AIM OF THE EXERCISE => Your task is to copy every line of the records below that contains "linestyle".

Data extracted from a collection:
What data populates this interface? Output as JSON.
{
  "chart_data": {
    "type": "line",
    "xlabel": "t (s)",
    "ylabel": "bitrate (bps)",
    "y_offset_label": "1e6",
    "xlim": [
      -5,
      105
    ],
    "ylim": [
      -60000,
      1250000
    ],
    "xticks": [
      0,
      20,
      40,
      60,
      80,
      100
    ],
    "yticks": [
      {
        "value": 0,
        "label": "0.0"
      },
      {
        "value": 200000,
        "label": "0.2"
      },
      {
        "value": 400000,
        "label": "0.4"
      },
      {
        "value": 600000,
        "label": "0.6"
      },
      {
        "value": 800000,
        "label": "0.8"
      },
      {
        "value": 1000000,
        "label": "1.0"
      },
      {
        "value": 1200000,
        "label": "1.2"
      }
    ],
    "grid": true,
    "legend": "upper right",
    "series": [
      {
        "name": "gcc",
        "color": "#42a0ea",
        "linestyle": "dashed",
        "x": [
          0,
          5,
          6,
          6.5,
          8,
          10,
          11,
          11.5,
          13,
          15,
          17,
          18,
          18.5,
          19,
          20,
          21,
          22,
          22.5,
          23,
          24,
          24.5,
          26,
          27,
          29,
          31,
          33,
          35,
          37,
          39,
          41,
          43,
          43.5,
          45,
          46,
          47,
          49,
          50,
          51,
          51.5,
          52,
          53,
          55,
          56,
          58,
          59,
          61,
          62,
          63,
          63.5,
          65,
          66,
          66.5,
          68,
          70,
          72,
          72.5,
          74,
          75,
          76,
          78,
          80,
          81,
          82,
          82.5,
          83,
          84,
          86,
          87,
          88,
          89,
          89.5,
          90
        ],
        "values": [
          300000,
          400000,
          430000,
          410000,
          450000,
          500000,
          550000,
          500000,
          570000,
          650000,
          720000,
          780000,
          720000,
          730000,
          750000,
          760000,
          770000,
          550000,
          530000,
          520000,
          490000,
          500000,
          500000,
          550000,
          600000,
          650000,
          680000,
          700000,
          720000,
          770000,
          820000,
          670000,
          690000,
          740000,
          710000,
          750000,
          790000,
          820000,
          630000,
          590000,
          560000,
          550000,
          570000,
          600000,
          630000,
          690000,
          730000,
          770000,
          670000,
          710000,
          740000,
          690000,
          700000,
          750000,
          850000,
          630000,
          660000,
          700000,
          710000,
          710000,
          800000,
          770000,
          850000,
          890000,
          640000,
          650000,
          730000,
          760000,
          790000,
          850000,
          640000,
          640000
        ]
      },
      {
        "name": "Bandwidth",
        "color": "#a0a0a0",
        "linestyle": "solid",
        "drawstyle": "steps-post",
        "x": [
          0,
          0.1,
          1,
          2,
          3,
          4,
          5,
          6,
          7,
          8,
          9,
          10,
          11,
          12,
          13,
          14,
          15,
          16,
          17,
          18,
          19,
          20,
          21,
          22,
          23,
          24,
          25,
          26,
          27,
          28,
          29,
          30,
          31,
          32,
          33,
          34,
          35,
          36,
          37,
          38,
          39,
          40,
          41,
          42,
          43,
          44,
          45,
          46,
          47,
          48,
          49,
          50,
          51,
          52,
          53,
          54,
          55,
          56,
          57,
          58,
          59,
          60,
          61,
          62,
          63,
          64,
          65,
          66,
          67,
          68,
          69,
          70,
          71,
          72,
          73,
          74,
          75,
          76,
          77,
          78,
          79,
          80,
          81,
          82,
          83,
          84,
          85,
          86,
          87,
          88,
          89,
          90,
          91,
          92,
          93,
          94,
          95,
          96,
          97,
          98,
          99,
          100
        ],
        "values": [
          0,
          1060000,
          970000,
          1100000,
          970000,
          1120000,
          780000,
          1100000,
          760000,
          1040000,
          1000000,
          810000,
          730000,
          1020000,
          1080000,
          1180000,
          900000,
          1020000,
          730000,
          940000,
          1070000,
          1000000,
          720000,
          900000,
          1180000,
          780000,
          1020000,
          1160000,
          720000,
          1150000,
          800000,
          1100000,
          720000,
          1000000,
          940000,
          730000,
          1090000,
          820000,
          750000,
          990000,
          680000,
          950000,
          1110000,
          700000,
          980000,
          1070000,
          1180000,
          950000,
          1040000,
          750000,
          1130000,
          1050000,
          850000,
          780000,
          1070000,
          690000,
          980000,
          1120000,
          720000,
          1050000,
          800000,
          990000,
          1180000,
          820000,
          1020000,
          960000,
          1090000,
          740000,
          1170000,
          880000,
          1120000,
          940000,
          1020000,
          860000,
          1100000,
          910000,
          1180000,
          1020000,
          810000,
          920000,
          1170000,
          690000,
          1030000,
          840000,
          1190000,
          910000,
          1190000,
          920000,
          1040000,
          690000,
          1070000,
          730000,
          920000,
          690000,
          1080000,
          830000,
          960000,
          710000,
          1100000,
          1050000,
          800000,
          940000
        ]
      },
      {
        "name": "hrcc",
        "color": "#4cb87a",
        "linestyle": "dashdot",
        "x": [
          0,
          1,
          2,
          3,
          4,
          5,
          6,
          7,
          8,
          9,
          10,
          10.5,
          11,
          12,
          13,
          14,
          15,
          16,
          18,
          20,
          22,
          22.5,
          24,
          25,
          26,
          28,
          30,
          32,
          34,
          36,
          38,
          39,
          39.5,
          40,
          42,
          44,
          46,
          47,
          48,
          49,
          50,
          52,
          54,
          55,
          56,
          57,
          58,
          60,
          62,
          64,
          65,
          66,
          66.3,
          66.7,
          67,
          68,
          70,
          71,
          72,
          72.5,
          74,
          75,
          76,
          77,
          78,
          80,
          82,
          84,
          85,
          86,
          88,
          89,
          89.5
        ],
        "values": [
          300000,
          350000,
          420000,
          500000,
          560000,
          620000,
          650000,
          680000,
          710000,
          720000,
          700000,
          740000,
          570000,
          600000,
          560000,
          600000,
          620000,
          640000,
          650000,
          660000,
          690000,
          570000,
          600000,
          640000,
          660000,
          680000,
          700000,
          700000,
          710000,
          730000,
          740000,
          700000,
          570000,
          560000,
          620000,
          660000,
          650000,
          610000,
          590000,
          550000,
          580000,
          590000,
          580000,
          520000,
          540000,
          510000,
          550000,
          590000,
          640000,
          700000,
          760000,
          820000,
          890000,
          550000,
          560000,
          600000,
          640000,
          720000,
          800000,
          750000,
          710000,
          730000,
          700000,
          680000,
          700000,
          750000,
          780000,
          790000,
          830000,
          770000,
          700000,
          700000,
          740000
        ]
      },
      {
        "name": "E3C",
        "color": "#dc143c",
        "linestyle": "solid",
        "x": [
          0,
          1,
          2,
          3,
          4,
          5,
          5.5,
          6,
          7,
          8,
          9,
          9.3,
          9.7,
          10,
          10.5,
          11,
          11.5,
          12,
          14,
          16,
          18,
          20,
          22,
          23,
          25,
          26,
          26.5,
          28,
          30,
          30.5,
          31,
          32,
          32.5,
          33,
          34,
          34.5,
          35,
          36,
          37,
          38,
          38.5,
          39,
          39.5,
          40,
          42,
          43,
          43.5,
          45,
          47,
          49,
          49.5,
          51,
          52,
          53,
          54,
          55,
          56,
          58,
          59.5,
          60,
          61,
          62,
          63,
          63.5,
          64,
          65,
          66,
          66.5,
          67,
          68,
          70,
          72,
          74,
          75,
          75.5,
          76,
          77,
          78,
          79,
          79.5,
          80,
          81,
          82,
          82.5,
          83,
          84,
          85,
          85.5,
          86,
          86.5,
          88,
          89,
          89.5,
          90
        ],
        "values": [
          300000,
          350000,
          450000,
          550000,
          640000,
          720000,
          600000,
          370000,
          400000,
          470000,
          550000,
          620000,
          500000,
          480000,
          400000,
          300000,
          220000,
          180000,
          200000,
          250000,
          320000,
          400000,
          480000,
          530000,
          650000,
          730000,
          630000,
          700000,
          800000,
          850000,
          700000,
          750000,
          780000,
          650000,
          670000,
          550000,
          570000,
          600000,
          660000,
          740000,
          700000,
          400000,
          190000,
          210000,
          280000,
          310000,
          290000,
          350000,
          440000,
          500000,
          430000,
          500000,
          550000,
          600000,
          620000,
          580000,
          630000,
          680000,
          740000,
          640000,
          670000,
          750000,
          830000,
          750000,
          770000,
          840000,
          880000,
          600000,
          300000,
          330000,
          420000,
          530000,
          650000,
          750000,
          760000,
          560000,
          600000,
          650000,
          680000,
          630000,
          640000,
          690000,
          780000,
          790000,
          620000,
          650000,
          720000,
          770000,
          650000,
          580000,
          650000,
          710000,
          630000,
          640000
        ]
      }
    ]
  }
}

THE OUTPUT =>
        "linestyle": "dashed",
        "linestyle": "solid",
        "linestyle": "dashdot",
        "linestyle": "solid",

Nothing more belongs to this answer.